• [Written task]: Could you write out every record below exactly, leaving out any pictures?

○ ○ ○ ○ ○ ○ ○

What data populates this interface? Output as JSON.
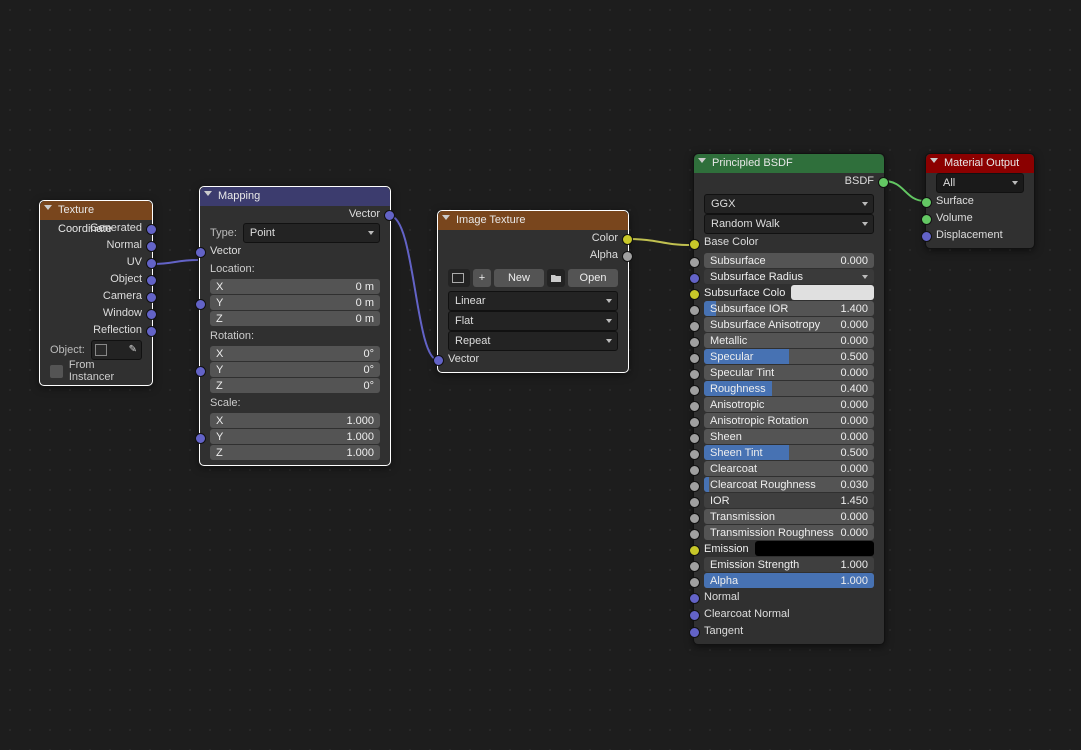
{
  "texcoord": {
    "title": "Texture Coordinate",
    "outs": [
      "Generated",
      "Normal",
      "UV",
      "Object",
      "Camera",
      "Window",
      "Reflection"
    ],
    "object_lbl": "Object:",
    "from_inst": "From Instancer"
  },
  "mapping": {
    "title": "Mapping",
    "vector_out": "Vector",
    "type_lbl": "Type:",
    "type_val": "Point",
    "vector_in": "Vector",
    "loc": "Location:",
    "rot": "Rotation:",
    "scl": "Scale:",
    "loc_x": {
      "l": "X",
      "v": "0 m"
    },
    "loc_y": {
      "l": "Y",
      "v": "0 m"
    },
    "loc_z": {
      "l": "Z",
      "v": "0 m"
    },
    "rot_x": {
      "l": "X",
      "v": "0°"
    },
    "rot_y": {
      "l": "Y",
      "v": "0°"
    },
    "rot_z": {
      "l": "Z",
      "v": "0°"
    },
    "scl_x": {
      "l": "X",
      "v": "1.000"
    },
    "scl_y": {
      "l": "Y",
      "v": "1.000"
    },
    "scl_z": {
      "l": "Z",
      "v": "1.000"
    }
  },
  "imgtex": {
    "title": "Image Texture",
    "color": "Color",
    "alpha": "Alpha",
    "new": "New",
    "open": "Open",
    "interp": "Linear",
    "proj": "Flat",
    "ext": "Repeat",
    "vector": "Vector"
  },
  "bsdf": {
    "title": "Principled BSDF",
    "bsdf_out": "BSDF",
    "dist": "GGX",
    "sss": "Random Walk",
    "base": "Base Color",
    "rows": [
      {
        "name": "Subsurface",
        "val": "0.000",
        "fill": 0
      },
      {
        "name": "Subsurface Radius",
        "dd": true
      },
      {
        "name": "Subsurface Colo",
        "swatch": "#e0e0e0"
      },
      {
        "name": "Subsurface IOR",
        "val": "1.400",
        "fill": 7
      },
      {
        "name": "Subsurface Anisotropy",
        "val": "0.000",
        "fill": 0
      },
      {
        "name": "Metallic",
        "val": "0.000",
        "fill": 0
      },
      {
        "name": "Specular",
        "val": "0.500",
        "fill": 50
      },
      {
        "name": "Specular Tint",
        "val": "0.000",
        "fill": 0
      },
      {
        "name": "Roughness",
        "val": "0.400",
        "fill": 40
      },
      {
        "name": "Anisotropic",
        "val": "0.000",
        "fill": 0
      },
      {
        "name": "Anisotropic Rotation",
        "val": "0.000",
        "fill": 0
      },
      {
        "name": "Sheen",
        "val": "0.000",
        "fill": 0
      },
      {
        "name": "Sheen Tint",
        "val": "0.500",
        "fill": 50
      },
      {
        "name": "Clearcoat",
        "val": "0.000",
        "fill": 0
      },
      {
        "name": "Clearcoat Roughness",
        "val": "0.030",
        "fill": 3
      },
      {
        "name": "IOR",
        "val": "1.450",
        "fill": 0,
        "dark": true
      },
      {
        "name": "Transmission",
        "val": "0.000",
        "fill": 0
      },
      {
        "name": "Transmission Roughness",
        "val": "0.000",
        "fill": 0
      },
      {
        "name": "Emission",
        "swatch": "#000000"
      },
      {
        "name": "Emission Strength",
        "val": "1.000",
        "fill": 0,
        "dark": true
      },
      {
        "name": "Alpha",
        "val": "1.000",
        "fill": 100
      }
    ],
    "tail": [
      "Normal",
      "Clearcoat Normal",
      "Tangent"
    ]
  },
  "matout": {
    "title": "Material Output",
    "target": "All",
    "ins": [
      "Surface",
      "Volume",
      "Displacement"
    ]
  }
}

○ ○ ○ ○ ○ ○ ○

• [Output of the exercise]:
What data populates this interface? Output as JSON.
{
  "texcoord": {
    "title": "Texture Coordinate",
    "outs": [
      "Generated",
      "Normal",
      "UV",
      "Object",
      "Camera",
      "Window",
      "Reflection"
    ],
    "object_lbl": "Object:",
    "from_inst": "From Instancer"
  },
  "mapping": {
    "title": "Mapping",
    "vector_out": "Vector",
    "type_lbl": "Type:",
    "type_val": "Point",
    "vector_in": "Vector",
    "loc": "Location:",
    "rot": "Rotation:",
    "scl": "Scale:",
    "loc_x": {
      "l": "X",
      "v": "0 m"
    },
    "loc_y": {
      "l": "Y",
      "v": "0 m"
    },
    "loc_z": {
      "l": "Z",
      "v": "0 m"
    },
    "rot_x": {
      "l": "X",
      "v": "0°"
    },
    "rot_y": {
      "l": "Y",
      "v": "0°"
    },
    "rot_z": {
      "l": "Z",
      "v": "0°"
    },
    "scl_x": {
      "l": "X",
      "v": "1.000"
    },
    "scl_y": {
      "l": "Y",
      "v": "1.000"
    },
    "scl_z": {
      "l": "Z",
      "v": "1.000"
    }
  },
  "imgtex": {
    "title": "Image Texture",
    "color": "Color",
    "alpha": "Alpha",
    "new": "New",
    "open": "Open",
    "interp": "Linear",
    "proj": "Flat",
    "ext": "Repeat",
    "vector": "Vector"
  },
  "bsdf": {
    "title": "Principled BSDF",
    "bsdf_out": "BSDF",
    "dist": "GGX",
    "sss": "Random Walk",
    "base": "Base Color",
    "rows": [
      {
        "name": "Subsurface",
        "val": "0.000",
        "fill": 0
      },
      {
        "name": "Subsurface Radius",
        "dd": true
      },
      {
        "name": "Subsurface Colo",
        "swatch": "#e0e0e0"
      },
      {
        "name": "Subsurface IOR",
        "val": "1.400",
        "fill": 7
      },
      {
        "name": "Subsurface Anisotropy",
        "val": "0.000",
        "fill": 0
      },
      {
        "name": "Metallic",
        "val": "0.000",
        "fill": 0
      },
      {
        "name": "Specular",
        "val": "0.500",
        "fill": 50
      },
      {
        "name": "Specular Tint",
        "val": "0.000",
        "fill": 0
      },
      {
        "name": "Roughness",
        "val": "0.400",
        "fill": 40
      },
      {
        "name": "Anisotropic",
        "val": "0.000",
        "fill": 0
      },
      {
        "name": "Anisotropic Rotation",
        "val": "0.000",
        "fill": 0
      },
      {
        "name": "Sheen",
        "val": "0.000",
        "fill": 0
      },
      {
        "name": "Sheen Tint",
        "val": "0.500",
        "fill": 50
      },
      {
        "name": "Clearcoat",
        "val": "0.000",
        "fill": 0
      },
      {
        "name": "Clearcoat Roughness",
        "val": "0.030",
        "fill": 3
      },
      {
        "name": "IOR",
        "val": "1.450",
        "fill": 0,
        "dark": true
      },
      {
        "name": "Transmission",
        "val": "0.000",
        "fill": 0
      },
      {
        "name": "Transmission Roughness",
        "val": "0.000",
        "fill": 0
      },
      {
        "name": "Emission",
        "swatch": "#000000"
      },
      {
        "name": "Emission Strength",
        "val": "1.000",
        "fill": 0,
        "dark": true
      },
      {
        "name": "Alpha",
        "val": "1.000",
        "fill": 100
      }
    ],
    "tail": [
      "Normal",
      "Clearcoat Normal",
      "Tangent"
    ]
  },
  "matout": {
    "title": "Material Output",
    "target": "All",
    "ins": [
      "Surface",
      "Volume",
      "Displacement"
    ]
  }
}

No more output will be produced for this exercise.